(Data listing)
·····
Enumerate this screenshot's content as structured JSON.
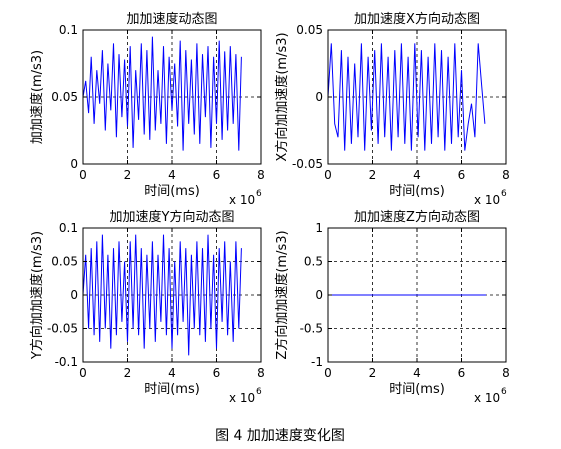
{
  "figure": {
    "caption": "图 4  加加速度变化图"
  },
  "chart_data": [
    {
      "type": "line",
      "title": "加加速度动态图",
      "xlabel": "时间(ms)",
      "ylabel": "加加速度(m/s3)",
      "x_multiplier": "x 10",
      "x_multiplier_exp": "6",
      "xlim": [
        0,
        8
      ],
      "ylim": [
        0,
        0.1
      ],
      "xticks": [
        "0",
        "2",
        "4",
        "6",
        "8"
      ],
      "yticks": [
        "0",
        "0.05",
        "0.1"
      ],
      "grid": "dashed",
      "color": "#0000ff",
      "series": [
        {
          "x": [
            0.0,
            0.12,
            0.25,
            0.37,
            0.5,
            0.62,
            0.75,
            0.87,
            1.0,
            1.12,
            1.25,
            1.37,
            1.5,
            1.62,
            1.75,
            1.87,
            2.0,
            2.12,
            2.25,
            2.37,
            2.5,
            2.62,
            2.75,
            2.87,
            3.0,
            3.12,
            3.25,
            3.37,
            3.5,
            3.62,
            3.75,
            3.87,
            4.0,
            4.12,
            4.25,
            4.37,
            4.5,
            4.62,
            4.75,
            4.87,
            5.0,
            5.12,
            5.25,
            5.37,
            5.5,
            5.62,
            5.75,
            5.87,
            6.0,
            6.12,
            6.25,
            6.37,
            6.5,
            6.62,
            6.75,
            6.87,
            7.0,
            7.12
          ],
          "y": [
            0.05,
            0.062,
            0.038,
            0.08,
            0.03,
            0.07,
            0.045,
            0.085,
            0.025,
            0.075,
            0.04,
            0.09,
            0.02,
            0.082,
            0.035,
            0.078,
            0.028,
            0.088,
            0.012,
            0.07,
            0.033,
            0.09,
            0.022,
            0.085,
            0.018,
            0.095,
            0.025,
            0.07,
            0.03,
            0.088,
            0.015,
            0.08,
            0.04,
            0.075,
            0.028,
            0.092,
            0.01,
            0.085,
            0.03,
            0.078,
            0.022,
            0.09,
            0.015,
            0.082,
            0.035,
            0.088,
            0.012,
            0.08,
            0.03,
            0.092,
            0.018,
            0.084,
            0.025,
            0.088,
            0.03,
            0.082,
            0.01,
            0.08
          ]
        }
      ]
    },
    {
      "type": "line",
      "title": "加加速度X方向动态图",
      "xlabel": "时间(ms)",
      "ylabel": "X方向加加速度(m/s3)",
      "x_multiplier": "x 10",
      "x_multiplier_exp": "6",
      "xlim": [
        0,
        8
      ],
      "ylim": [
        -0.05,
        0.05
      ],
      "xticks": [
        "0",
        "2",
        "4",
        "6",
        "8"
      ],
      "yticks": [
        "-0.05",
        "0",
        "0.05"
      ],
      "grid": "dashed",
      "color": "#0000ff",
      "series": [
        {
          "x": [
            0.0,
            0.15,
            0.3,
            0.45,
            0.6,
            0.75,
            0.9,
            1.05,
            1.2,
            1.35,
            1.5,
            1.65,
            1.8,
            1.95,
            2.1,
            2.25,
            2.4,
            2.55,
            2.7,
            2.85,
            3.0,
            3.15,
            3.3,
            3.45,
            3.6,
            3.75,
            3.9,
            4.05,
            4.2,
            4.35,
            4.5,
            4.65,
            4.8,
            4.95,
            5.1,
            5.25,
            5.4,
            5.55,
            5.7,
            5.85,
            6.0,
            6.15,
            6.3,
            6.45,
            6.6,
            6.75,
            6.9,
            7.05
          ],
          "y": [
            0.0,
            0.04,
            -0.02,
            -0.03,
            0.035,
            -0.04,
            0.03,
            -0.035,
            0.025,
            -0.03,
            0.04,
            -0.04,
            0.03,
            -0.025,
            0.035,
            -0.035,
            0.04,
            -0.03,
            0.03,
            -0.04,
            0.035,
            -0.03,
            0.04,
            -0.035,
            0.03,
            -0.04,
            0.04,
            -0.03,
            0.035,
            -0.04,
            0.03,
            -0.035,
            0.04,
            -0.03,
            0.035,
            -0.04,
            0.03,
            -0.035,
            0.04,
            -0.03,
            0.02,
            -0.04,
            -0.02,
            -0.005,
            -0.03,
            0.04,
            0.01,
            -0.02
          ]
        }
      ]
    },
    {
      "type": "line",
      "title": "加加速度Y方向动态图",
      "xlabel": "时间(ms)",
      "ylabel": "Y方向加加速度(m/s3)",
      "x_multiplier": "x 10",
      "x_multiplier_exp": "6",
      "xlim": [
        0,
        8
      ],
      "ylim": [
        -0.1,
        0.1
      ],
      "xticks": [
        "0",
        "2",
        "4",
        "6",
        "8"
      ],
      "yticks": [
        "-0.1",
        "-0.05",
        "0",
        "0.05",
        "0.1"
      ],
      "grid": "dashed",
      "color": "#0000ff",
      "series": [
        {
          "x": [
            0.0,
            0.12,
            0.25,
            0.37,
            0.5,
            0.62,
            0.75,
            0.87,
            1.0,
            1.12,
            1.25,
            1.37,
            1.5,
            1.62,
            1.75,
            1.87,
            2.0,
            2.12,
            2.25,
            2.37,
            2.5,
            2.62,
            2.75,
            2.87,
            3.0,
            3.12,
            3.25,
            3.37,
            3.5,
            3.62,
            3.75,
            3.87,
            4.0,
            4.12,
            4.25,
            4.37,
            4.5,
            4.62,
            4.75,
            4.87,
            5.0,
            5.12,
            5.25,
            5.37,
            5.5,
            5.62,
            5.75,
            5.87,
            6.0,
            6.12,
            6.25,
            6.37,
            6.5,
            6.62,
            6.75,
            6.87,
            7.0,
            7.12
          ],
          "y": [
            0.0,
            0.06,
            -0.05,
            0.07,
            -0.06,
            0.08,
            -0.07,
            0.09,
            -0.05,
            0.06,
            -0.08,
            0.07,
            -0.06,
            0.08,
            -0.04,
            0.05,
            -0.07,
            0.08,
            -0.05,
            0.09,
            -0.06,
            0.07,
            -0.08,
            0.06,
            -0.05,
            0.08,
            -0.07,
            0.06,
            -0.04,
            0.09,
            -0.06,
            0.07,
            -0.08,
            0.05,
            -0.06,
            0.08,
            -0.04,
            0.07,
            -0.09,
            0.06,
            -0.05,
            0.08,
            -0.06,
            0.07,
            -0.07,
            0.09,
            -0.05,
            0.06,
            -0.08,
            0.07,
            -0.04,
            0.08,
            -0.06,
            0.05,
            -0.07,
            0.08,
            -0.05,
            0.07
          ]
        }
      ]
    },
    {
      "type": "line",
      "title": "加加速度Z方向动态图",
      "xlabel": "时间(ms)",
      "ylabel": "Z方向加加速度(m/s3)",
      "x_multiplier": "x 10",
      "x_multiplier_exp": "6",
      "xlim": [
        0,
        8
      ],
      "ylim": [
        -1,
        1
      ],
      "xticks": [
        "0",
        "2",
        "4",
        "6",
        "8"
      ],
      "yticks": [
        "-1",
        "-0.5",
        "0",
        "0.5",
        "1"
      ],
      "grid": "dashed",
      "color": "#0000ff",
      "series": [
        {
          "x": [
            0.0,
            7.1
          ],
          "y": [
            0,
            0
          ]
        }
      ]
    }
  ]
}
·····
Extract all the entries word for word; omit any pictures.

Enumerate this screenshot's content as structured JSON.
{
  "figure": {
    "caption": "图 4  加加速度变化图"
  },
  "chart_data": [
    {
      "type": "line",
      "title": "加加速度动态图",
      "xlabel": "时间(ms)",
      "ylabel": "加加速度(m/s3)",
      "x_multiplier": "x 10",
      "x_multiplier_exp": "6",
      "xlim": [
        0,
        8
      ],
      "ylim": [
        0,
        0.1
      ],
      "xticks": [
        "0",
        "2",
        "4",
        "6",
        "8"
      ],
      "yticks": [
        "0",
        "0.05",
        "0.1"
      ],
      "grid": "dashed",
      "color": "#0000ff",
      "series": [
        {
          "x": [
            0.0,
            0.12,
            0.25,
            0.37,
            0.5,
            0.62,
            0.75,
            0.87,
            1.0,
            1.12,
            1.25,
            1.37,
            1.5,
            1.62,
            1.75,
            1.87,
            2.0,
            2.12,
            2.25,
            2.37,
            2.5,
            2.62,
            2.75,
            2.87,
            3.0,
            3.12,
            3.25,
            3.37,
            3.5,
            3.62,
            3.75,
            3.87,
            4.0,
            4.12,
            4.25,
            4.37,
            4.5,
            4.62,
            4.75,
            4.87,
            5.0,
            5.12,
            5.25,
            5.37,
            5.5,
            5.62,
            5.75,
            5.87,
            6.0,
            6.12,
            6.25,
            6.37,
            6.5,
            6.62,
            6.75,
            6.87,
            7.0,
            7.12
          ],
          "y": [
            0.05,
            0.062,
            0.038,
            0.08,
            0.03,
            0.07,
            0.045,
            0.085,
            0.025,
            0.075,
            0.04,
            0.09,
            0.02,
            0.082,
            0.035,
            0.078,
            0.028,
            0.088,
            0.012,
            0.07,
            0.033,
            0.09,
            0.022,
            0.085,
            0.018,
            0.095,
            0.025,
            0.07,
            0.03,
            0.088,
            0.015,
            0.08,
            0.04,
            0.075,
            0.028,
            0.092,
            0.01,
            0.085,
            0.03,
            0.078,
            0.022,
            0.09,
            0.015,
            0.082,
            0.035,
            0.088,
            0.012,
            0.08,
            0.03,
            0.092,
            0.018,
            0.084,
            0.025,
            0.088,
            0.03,
            0.082,
            0.01,
            0.08
          ]
        }
      ]
    },
    {
      "type": "line",
      "title": "加加速度X方向动态图",
      "xlabel": "时间(ms)",
      "ylabel": "X方向加加速度(m/s3)",
      "x_multiplier": "x 10",
      "x_multiplier_exp": "6",
      "xlim": [
        0,
        8
      ],
      "ylim": [
        -0.05,
        0.05
      ],
      "xticks": [
        "0",
        "2",
        "4",
        "6",
        "8"
      ],
      "yticks": [
        "-0.05",
        "0",
        "0.05"
      ],
      "grid": "dashed",
      "color": "#0000ff",
      "series": [
        {
          "x": [
            0.0,
            0.15,
            0.3,
            0.45,
            0.6,
            0.75,
            0.9,
            1.05,
            1.2,
            1.35,
            1.5,
            1.65,
            1.8,
            1.95,
            2.1,
            2.25,
            2.4,
            2.55,
            2.7,
            2.85,
            3.0,
            3.15,
            3.3,
            3.45,
            3.6,
            3.75,
            3.9,
            4.05,
            4.2,
            4.35,
            4.5,
            4.65,
            4.8,
            4.95,
            5.1,
            5.25,
            5.4,
            5.55,
            5.7,
            5.85,
            6.0,
            6.15,
            6.3,
            6.45,
            6.6,
            6.75,
            6.9,
            7.05
          ],
          "y": [
            0.0,
            0.04,
            -0.02,
            -0.03,
            0.035,
            -0.04,
            0.03,
            -0.035,
            0.025,
            -0.03,
            0.04,
            -0.04,
            0.03,
            -0.025,
            0.035,
            -0.035,
            0.04,
            -0.03,
            0.03,
            -0.04,
            0.035,
            -0.03,
            0.04,
            -0.035,
            0.03,
            -0.04,
            0.04,
            -0.03,
            0.035,
            -0.04,
            0.03,
            -0.035,
            0.04,
            -0.03,
            0.035,
            -0.04,
            0.03,
            -0.035,
            0.04,
            -0.03,
            0.02,
            -0.04,
            -0.02,
            -0.005,
            -0.03,
            0.04,
            0.01,
            -0.02
          ]
        }
      ]
    },
    {
      "type": "line",
      "title": "加加速度Y方向动态图",
      "xlabel": "时间(ms)",
      "ylabel": "Y方向加加速度(m/s3)",
      "x_multiplier": "x 10",
      "x_multiplier_exp": "6",
      "xlim": [
        0,
        8
      ],
      "ylim": [
        -0.1,
        0.1
      ],
      "xticks": [
        "0",
        "2",
        "4",
        "6",
        "8"
      ],
      "yticks": [
        "-0.1",
        "-0.05",
        "0",
        "0.05",
        "0.1"
      ],
      "grid": "dashed",
      "color": "#0000ff",
      "series": [
        {
          "x": [
            0.0,
            0.12,
            0.25,
            0.37,
            0.5,
            0.62,
            0.75,
            0.87,
            1.0,
            1.12,
            1.25,
            1.37,
            1.5,
            1.62,
            1.75,
            1.87,
            2.0,
            2.12,
            2.25,
            2.37,
            2.5,
            2.62,
            2.75,
            2.87,
            3.0,
            3.12,
            3.25,
            3.37,
            3.5,
            3.62,
            3.75,
            3.87,
            4.0,
            4.12,
            4.25,
            4.37,
            4.5,
            4.62,
            4.75,
            4.87,
            5.0,
            5.12,
            5.25,
            5.37,
            5.5,
            5.62,
            5.75,
            5.87,
            6.0,
            6.12,
            6.25,
            6.37,
            6.5,
            6.62,
            6.75,
            6.87,
            7.0,
            7.12
          ],
          "y": [
            0.0,
            0.06,
            -0.05,
            0.07,
            -0.06,
            0.08,
            -0.07,
            0.09,
            -0.05,
            0.06,
            -0.08,
            0.07,
            -0.06,
            0.08,
            -0.04,
            0.05,
            -0.07,
            0.08,
            -0.05,
            0.09,
            -0.06,
            0.07,
            -0.08,
            0.06,
            -0.05,
            0.08,
            -0.07,
            0.06,
            -0.04,
            0.09,
            -0.06,
            0.07,
            -0.08,
            0.05,
            -0.06,
            0.08,
            -0.04,
            0.07,
            -0.09,
            0.06,
            -0.05,
            0.08,
            -0.06,
            0.07,
            -0.07,
            0.09,
            -0.05,
            0.06,
            -0.08,
            0.07,
            -0.04,
            0.08,
            -0.06,
            0.05,
            -0.07,
            0.08,
            -0.05,
            0.07
          ]
        }
      ]
    },
    {
      "type": "line",
      "title": "加加速度Z方向动态图",
      "xlabel": "时间(ms)",
      "ylabel": "Z方向加加速度(m/s3)",
      "x_multiplier": "x 10",
      "x_multiplier_exp": "6",
      "xlim": [
        0,
        8
      ],
      "ylim": [
        -1,
        1
      ],
      "xticks": [
        "0",
        "2",
        "4",
        "6",
        "8"
      ],
      "yticks": [
        "-1",
        "-0.5",
        "0",
        "0.5",
        "1"
      ],
      "grid": "dashed",
      "color": "#0000ff",
      "series": [
        {
          "x": [
            0.0,
            7.1
          ],
          "y": [
            0,
            0
          ]
        }
      ]
    }
  ]
}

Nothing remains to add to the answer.